## WORKING DATA
┄┄┄┄┄┄

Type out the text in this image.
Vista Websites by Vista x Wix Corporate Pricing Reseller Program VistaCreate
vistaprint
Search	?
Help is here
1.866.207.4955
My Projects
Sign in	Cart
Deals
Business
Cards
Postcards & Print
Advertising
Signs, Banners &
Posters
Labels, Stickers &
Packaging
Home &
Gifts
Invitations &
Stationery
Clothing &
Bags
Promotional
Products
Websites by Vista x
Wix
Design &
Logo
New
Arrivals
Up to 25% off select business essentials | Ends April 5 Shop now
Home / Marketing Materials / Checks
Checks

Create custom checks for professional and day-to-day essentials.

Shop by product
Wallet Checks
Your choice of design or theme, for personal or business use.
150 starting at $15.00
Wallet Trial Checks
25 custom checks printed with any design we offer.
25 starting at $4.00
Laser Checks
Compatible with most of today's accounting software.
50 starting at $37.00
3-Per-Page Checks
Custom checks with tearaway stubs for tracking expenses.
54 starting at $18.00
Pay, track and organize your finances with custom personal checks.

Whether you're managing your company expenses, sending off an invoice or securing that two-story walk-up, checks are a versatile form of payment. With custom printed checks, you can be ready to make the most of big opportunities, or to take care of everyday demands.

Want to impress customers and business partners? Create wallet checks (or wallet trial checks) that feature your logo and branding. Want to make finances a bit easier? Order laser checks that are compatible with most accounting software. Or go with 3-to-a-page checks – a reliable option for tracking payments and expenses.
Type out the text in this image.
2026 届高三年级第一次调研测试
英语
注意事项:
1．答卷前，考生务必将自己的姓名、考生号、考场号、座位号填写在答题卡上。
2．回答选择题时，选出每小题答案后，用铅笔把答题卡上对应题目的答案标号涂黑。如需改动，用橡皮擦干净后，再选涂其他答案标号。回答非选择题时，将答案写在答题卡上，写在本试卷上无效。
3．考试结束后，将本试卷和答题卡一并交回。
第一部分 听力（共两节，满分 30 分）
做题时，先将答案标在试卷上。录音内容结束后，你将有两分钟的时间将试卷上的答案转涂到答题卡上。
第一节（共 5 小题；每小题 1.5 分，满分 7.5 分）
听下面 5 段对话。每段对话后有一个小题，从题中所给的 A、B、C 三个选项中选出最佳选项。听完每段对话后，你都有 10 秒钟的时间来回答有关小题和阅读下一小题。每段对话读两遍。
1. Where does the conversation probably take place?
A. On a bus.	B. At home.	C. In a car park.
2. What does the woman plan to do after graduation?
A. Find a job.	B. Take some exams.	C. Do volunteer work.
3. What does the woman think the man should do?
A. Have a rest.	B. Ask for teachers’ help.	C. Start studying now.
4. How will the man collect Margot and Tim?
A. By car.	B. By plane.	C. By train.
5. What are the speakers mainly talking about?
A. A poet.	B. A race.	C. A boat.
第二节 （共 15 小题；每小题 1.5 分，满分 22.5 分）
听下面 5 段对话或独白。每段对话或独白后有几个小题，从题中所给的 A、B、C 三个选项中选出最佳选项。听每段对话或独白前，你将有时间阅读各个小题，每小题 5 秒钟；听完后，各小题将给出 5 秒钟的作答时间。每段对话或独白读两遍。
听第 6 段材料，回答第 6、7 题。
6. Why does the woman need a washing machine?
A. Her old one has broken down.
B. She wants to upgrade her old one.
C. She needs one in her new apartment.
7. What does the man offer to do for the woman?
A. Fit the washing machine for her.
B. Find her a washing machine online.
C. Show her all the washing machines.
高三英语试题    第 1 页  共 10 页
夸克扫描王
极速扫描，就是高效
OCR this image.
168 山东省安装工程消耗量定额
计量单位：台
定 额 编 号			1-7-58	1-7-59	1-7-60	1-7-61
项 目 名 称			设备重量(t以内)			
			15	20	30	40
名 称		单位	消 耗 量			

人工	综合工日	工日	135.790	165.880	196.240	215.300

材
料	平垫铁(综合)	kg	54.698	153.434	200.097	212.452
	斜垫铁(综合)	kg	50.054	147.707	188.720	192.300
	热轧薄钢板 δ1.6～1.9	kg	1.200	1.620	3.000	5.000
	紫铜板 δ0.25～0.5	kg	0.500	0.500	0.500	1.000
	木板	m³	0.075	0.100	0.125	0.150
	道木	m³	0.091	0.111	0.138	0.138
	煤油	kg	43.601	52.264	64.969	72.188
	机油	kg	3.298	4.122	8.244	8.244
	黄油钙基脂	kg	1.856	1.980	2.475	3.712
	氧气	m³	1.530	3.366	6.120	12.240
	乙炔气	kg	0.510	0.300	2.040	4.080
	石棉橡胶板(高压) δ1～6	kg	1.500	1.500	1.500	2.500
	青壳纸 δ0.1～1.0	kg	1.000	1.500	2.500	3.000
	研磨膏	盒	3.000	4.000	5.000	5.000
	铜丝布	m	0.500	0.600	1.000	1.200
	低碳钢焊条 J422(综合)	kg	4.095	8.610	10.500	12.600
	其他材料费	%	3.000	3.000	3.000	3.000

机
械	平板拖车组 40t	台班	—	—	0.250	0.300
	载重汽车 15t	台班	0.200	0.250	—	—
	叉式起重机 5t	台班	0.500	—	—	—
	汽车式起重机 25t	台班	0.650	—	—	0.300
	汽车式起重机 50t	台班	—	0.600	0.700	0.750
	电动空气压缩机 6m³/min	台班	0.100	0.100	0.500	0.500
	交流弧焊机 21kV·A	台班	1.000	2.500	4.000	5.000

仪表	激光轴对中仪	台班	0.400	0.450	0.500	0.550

┄┄┄┄┄┄

## WHAT YOU HAVE TO DO
For the material, find the number of lines holding the word "tracking" and give that figure and nothing more.

## ANSWER TO THE TASK
2